### Material:
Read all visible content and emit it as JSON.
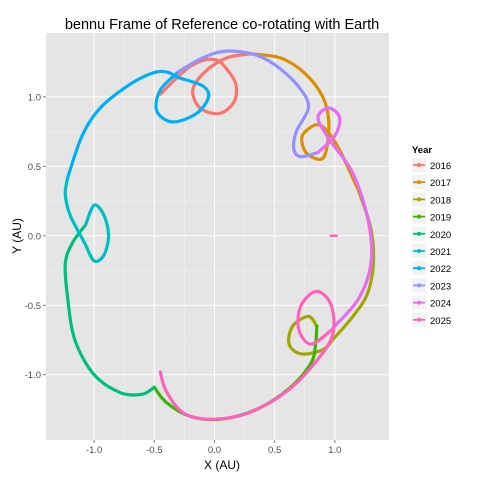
{
  "chart_data": {
    "type": "line",
    "title": "bennu Frame of Reference co-rotating with Earth",
    "xlabel": "X (AU)",
    "ylabel": "Y (AU)",
    "xlim": [
      -1.4,
      1.45
    ],
    "ylim": [
      -1.47,
      1.46
    ],
    "x_ticks": [
      -1.0,
      -0.5,
      0.0,
      0.5,
      1.0
    ],
    "x_tick_labels": [
      "-1.0",
      "-0.5",
      "0.0",
      "0.5",
      "1.0"
    ],
    "y_ticks": [
      -1.0,
      -0.5,
      0.0,
      0.5,
      1.0
    ],
    "y_tick_labels": [
      "-1.0",
      "-0.5",
      "0.0",
      "0.5",
      "1.0"
    ],
    "grid": true,
    "panel_background": "#e5e5e5",
    "legend": {
      "title": "Year",
      "position": "right"
    },
    "earth_marker": {
      "x": 0.99,
      "y": 0.0
    },
    "series": [
      {
        "name": "2016",
        "color": "#F8766D",
        "points": [
          [
            -0.45,
            1.02
          ],
          [
            -0.2,
            1.22
          ],
          [
            0.0,
            1.27
          ],
          [
            0.12,
            1.18
          ],
          [
            0.18,
            1.08
          ],
          [
            0.16,
            0.96
          ],
          [
            0.04,
            0.88
          ],
          [
            -0.12,
            0.92
          ],
          [
            -0.18,
            1.05
          ],
          [
            -0.08,
            1.18
          ],
          [
            0.1,
            1.28
          ],
          [
            0.3,
            1.31
          ]
        ]
      },
      {
        "name": "2017",
        "color": "#D89000",
        "points": [
          [
            0.3,
            1.31
          ],
          [
            0.55,
            1.28
          ],
          [
            0.75,
            1.17
          ],
          [
            0.9,
            1.0
          ],
          [
            0.95,
            0.82
          ],
          [
            0.93,
            0.62
          ],
          [
            0.88,
            0.55
          ],
          [
            0.76,
            0.6
          ],
          [
            0.73,
            0.72
          ],
          [
            0.85,
            0.8
          ],
          [
            0.95,
            0.74
          ],
          [
            1.05,
            0.6
          ],
          [
            1.2,
            0.32
          ]
        ]
      },
      {
        "name": "2018",
        "color": "#A3A500",
        "points": [
          [
            1.2,
            0.32
          ],
          [
            1.3,
            0.05
          ],
          [
            1.32,
            -0.2
          ],
          [
            1.27,
            -0.42
          ],
          [
            1.15,
            -0.58
          ],
          [
            1.0,
            -0.73
          ],
          [
            0.9,
            -0.82
          ],
          [
            0.72,
            -0.85
          ],
          [
            0.62,
            -0.78
          ],
          [
            0.65,
            -0.65
          ],
          [
            0.78,
            -0.58
          ],
          [
            0.85,
            -0.65
          ]
        ]
      },
      {
        "name": "2019",
        "color": "#39B600",
        "points": [
          [
            0.85,
            -0.65
          ],
          [
            0.84,
            -0.78
          ],
          [
            0.8,
            -0.92
          ],
          [
            0.62,
            -1.1
          ],
          [
            0.35,
            -1.25
          ],
          [
            0.05,
            -1.32
          ],
          [
            -0.2,
            -1.3
          ],
          [
            -0.4,
            -1.2
          ],
          [
            -0.5,
            -1.09
          ]
        ]
      },
      {
        "name": "2020",
        "color": "#00BF7D",
        "points": [
          [
            -0.5,
            -1.09
          ],
          [
            -0.6,
            -1.14
          ],
          [
            -0.78,
            -1.13
          ],
          [
            -1.0,
            -1.0
          ],
          [
            -1.16,
            -0.75
          ],
          [
            -1.22,
            -0.45
          ],
          [
            -1.24,
            -0.2
          ],
          [
            -1.18,
            -0.05
          ],
          [
            -1.07,
            0.08
          ]
        ]
      },
      {
        "name": "2021",
        "color": "#00BFC4",
        "points": [
          [
            -1.07,
            0.08
          ],
          [
            -1.0,
            0.22
          ],
          [
            -0.92,
            0.15
          ],
          [
            -0.88,
            0.0
          ],
          [
            -0.92,
            -0.14
          ],
          [
            -1.0,
            -0.18
          ],
          [
            -1.08,
            -0.05
          ],
          [
            -1.2,
            0.15
          ],
          [
            -1.24,
            0.3
          ],
          [
            -1.22,
            0.42
          ]
        ]
      },
      {
        "name": "2022",
        "color": "#00B0F6",
        "points": [
          [
            -1.22,
            0.42
          ],
          [
            -1.1,
            0.72
          ],
          [
            -0.95,
            0.92
          ],
          [
            -0.72,
            1.08
          ],
          [
            -0.52,
            1.17
          ],
          [
            -0.4,
            1.18
          ],
          [
            -0.3,
            1.14
          ],
          [
            -0.1,
            1.08
          ],
          [
            -0.05,
            1.0
          ],
          [
            -0.15,
            0.88
          ],
          [
            -0.35,
            0.82
          ],
          [
            -0.48,
            0.9
          ],
          [
            -0.45,
            1.05
          ],
          [
            -0.3,
            1.18
          ]
        ]
      },
      {
        "name": "2023",
        "color": "#9590FF",
        "points": [
          [
            -0.3,
            1.18
          ],
          [
            -0.1,
            1.28
          ],
          [
            0.1,
            1.33
          ],
          [
            0.35,
            1.3
          ],
          [
            0.55,
            1.2
          ],
          [
            0.72,
            1.05
          ],
          [
            0.78,
            0.92
          ],
          [
            0.68,
            0.75
          ],
          [
            0.66,
            0.62
          ],
          [
            0.72,
            0.57
          ],
          [
            0.86,
            0.6
          ]
        ]
      },
      {
        "name": "2024",
        "color": "#E76BF3",
        "points": [
          [
            0.86,
            0.6
          ],
          [
            1.0,
            0.72
          ],
          [
            1.04,
            0.85
          ],
          [
            0.95,
            0.92
          ],
          [
            0.86,
            0.85
          ],
          [
            0.95,
            0.7
          ],
          [
            1.15,
            0.45
          ],
          [
            1.28,
            0.1
          ],
          [
            1.3,
            -0.2
          ],
          [
            1.2,
            -0.45
          ],
          [
            1.0,
            -0.65
          ],
          [
            0.97,
            -0.68
          ]
        ]
      },
      {
        "name": "2025",
        "color": "#FF62BC",
        "points": [
          [
            0.97,
            -0.68
          ],
          [
            0.8,
            -0.78
          ],
          [
            0.7,
            -0.67
          ],
          [
            0.72,
            -0.5
          ],
          [
            0.85,
            -0.4
          ],
          [
            0.97,
            -0.5
          ],
          [
            0.98,
            -0.72
          ],
          [
            0.82,
            -0.93
          ],
          [
            0.6,
            -1.12
          ],
          [
            0.3,
            -1.27
          ],
          [
            0.0,
            -1.32
          ],
          [
            -0.25,
            -1.28
          ],
          [
            -0.4,
            -1.12
          ],
          [
            -0.45,
            -0.98
          ]
        ]
      }
    ]
  }
}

### What this task involves:
Leave out the pictures and repeat everything else in the records exactly.

### Exercise answer:
Read all visible content and emit it as JSON.
{
  "chart_data": {
    "type": "line",
    "title": "bennu Frame of Reference co-rotating with Earth",
    "xlabel": "X (AU)",
    "ylabel": "Y (AU)",
    "xlim": [
      -1.4,
      1.45
    ],
    "ylim": [
      -1.47,
      1.46
    ],
    "x_ticks": [
      -1.0,
      -0.5,
      0.0,
      0.5,
      1.0
    ],
    "x_tick_labels": [
      "-1.0",
      "-0.5",
      "0.0",
      "0.5",
      "1.0"
    ],
    "y_ticks": [
      -1.0,
      -0.5,
      0.0,
      0.5,
      1.0
    ],
    "y_tick_labels": [
      "-1.0",
      "-0.5",
      "0.0",
      "0.5",
      "1.0"
    ],
    "grid": true,
    "panel_background": "#e5e5e5",
    "legend": {
      "title": "Year",
      "position": "right"
    },
    "earth_marker": {
      "x": 0.99,
      "y": 0.0
    },
    "series": [
      {
        "name": "2016",
        "color": "#F8766D",
        "points": [
          [
            -0.45,
            1.02
          ],
          [
            -0.2,
            1.22
          ],
          [
            0.0,
            1.27
          ],
          [
            0.12,
            1.18
          ],
          [
            0.18,
            1.08
          ],
          [
            0.16,
            0.96
          ],
          [
            0.04,
            0.88
          ],
          [
            -0.12,
            0.92
          ],
          [
            -0.18,
            1.05
          ],
          [
            -0.08,
            1.18
          ],
          [
            0.1,
            1.28
          ],
          [
            0.3,
            1.31
          ]
        ]
      },
      {
        "name": "2017",
        "color": "#D89000",
        "points": [
          [
            0.3,
            1.31
          ],
          [
            0.55,
            1.28
          ],
          [
            0.75,
            1.17
          ],
          [
            0.9,
            1.0
          ],
          [
            0.95,
            0.82
          ],
          [
            0.93,
            0.62
          ],
          [
            0.88,
            0.55
          ],
          [
            0.76,
            0.6
          ],
          [
            0.73,
            0.72
          ],
          [
            0.85,
            0.8
          ],
          [
            0.95,
            0.74
          ],
          [
            1.05,
            0.6
          ],
          [
            1.2,
            0.32
          ]
        ]
      },
      {
        "name": "2018",
        "color": "#A3A500",
        "points": [
          [
            1.2,
            0.32
          ],
          [
            1.3,
            0.05
          ],
          [
            1.32,
            -0.2
          ],
          [
            1.27,
            -0.42
          ],
          [
            1.15,
            -0.58
          ],
          [
            1.0,
            -0.73
          ],
          [
            0.9,
            -0.82
          ],
          [
            0.72,
            -0.85
          ],
          [
            0.62,
            -0.78
          ],
          [
            0.65,
            -0.65
          ],
          [
            0.78,
            -0.58
          ],
          [
            0.85,
            -0.65
          ]
        ]
      },
      {
        "name": "2019",
        "color": "#39B600",
        "points": [
          [
            0.85,
            -0.65
          ],
          [
            0.84,
            -0.78
          ],
          [
            0.8,
            -0.92
          ],
          [
            0.62,
            -1.1
          ],
          [
            0.35,
            -1.25
          ],
          [
            0.05,
            -1.32
          ],
          [
            -0.2,
            -1.3
          ],
          [
            -0.4,
            -1.2
          ],
          [
            -0.5,
            -1.09
          ]
        ]
      },
      {
        "name": "2020",
        "color": "#00BF7D",
        "points": [
          [
            -0.5,
            -1.09
          ],
          [
            -0.6,
            -1.14
          ],
          [
            -0.78,
            -1.13
          ],
          [
            -1.0,
            -1.0
          ],
          [
            -1.16,
            -0.75
          ],
          [
            -1.22,
            -0.45
          ],
          [
            -1.24,
            -0.2
          ],
          [
            -1.18,
            -0.05
          ],
          [
            -1.07,
            0.08
          ]
        ]
      },
      {
        "name": "2021",
        "color": "#00BFC4",
        "points": [
          [
            -1.07,
            0.08
          ],
          [
            -1.0,
            0.22
          ],
          [
            -0.92,
            0.15
          ],
          [
            -0.88,
            0.0
          ],
          [
            -0.92,
            -0.14
          ],
          [
            -1.0,
            -0.18
          ],
          [
            -1.08,
            -0.05
          ],
          [
            -1.2,
            0.15
          ],
          [
            -1.24,
            0.3
          ],
          [
            -1.22,
            0.42
          ]
        ]
      },
      {
        "name": "2022",
        "color": "#00B0F6",
        "points": [
          [
            -1.22,
            0.42
          ],
          [
            -1.1,
            0.72
          ],
          [
            -0.95,
            0.92
          ],
          [
            -0.72,
            1.08
          ],
          [
            -0.52,
            1.17
          ],
          [
            -0.4,
            1.18
          ],
          [
            -0.3,
            1.14
          ],
          [
            -0.1,
            1.08
          ],
          [
            -0.05,
            1.0
          ],
          [
            -0.15,
            0.88
          ],
          [
            -0.35,
            0.82
          ],
          [
            -0.48,
            0.9
          ],
          [
            -0.45,
            1.05
          ],
          [
            -0.3,
            1.18
          ]
        ]
      },
      {
        "name": "2023",
        "color": "#9590FF",
        "points": [
          [
            -0.3,
            1.18
          ],
          [
            -0.1,
            1.28
          ],
          [
            0.1,
            1.33
          ],
          [
            0.35,
            1.3
          ],
          [
            0.55,
            1.2
          ],
          [
            0.72,
            1.05
          ],
          [
            0.78,
            0.92
          ],
          [
            0.68,
            0.75
          ],
          [
            0.66,
            0.62
          ],
          [
            0.72,
            0.57
          ],
          [
            0.86,
            0.6
          ]
        ]
      },
      {
        "name": "2024",
        "color": "#E76BF3",
        "points": [
          [
            0.86,
            0.6
          ],
          [
            1.0,
            0.72
          ],
          [
            1.04,
            0.85
          ],
          [
            0.95,
            0.92
          ],
          [
            0.86,
            0.85
          ],
          [
            0.95,
            0.7
          ],
          [
            1.15,
            0.45
          ],
          [
            1.28,
            0.1
          ],
          [
            1.3,
            -0.2
          ],
          [
            1.2,
            -0.45
          ],
          [
            1.0,
            -0.65
          ],
          [
            0.97,
            -0.68
          ]
        ]
      },
      {
        "name": "2025",
        "color": "#FF62BC",
        "points": [
          [
            0.97,
            -0.68
          ],
          [
            0.8,
            -0.78
          ],
          [
            0.7,
            -0.67
          ],
          [
            0.72,
            -0.5
          ],
          [
            0.85,
            -0.4
          ],
          [
            0.97,
            -0.5
          ],
          [
            0.98,
            -0.72
          ],
          [
            0.82,
            -0.93
          ],
          [
            0.6,
            -1.12
          ],
          [
            0.3,
            -1.27
          ],
          [
            0.0,
            -1.32
          ],
          [
            -0.25,
            -1.28
          ],
          [
            -0.4,
            -1.12
          ],
          [
            -0.45,
            -0.98
          ]
        ]
      }
    ]
  }
}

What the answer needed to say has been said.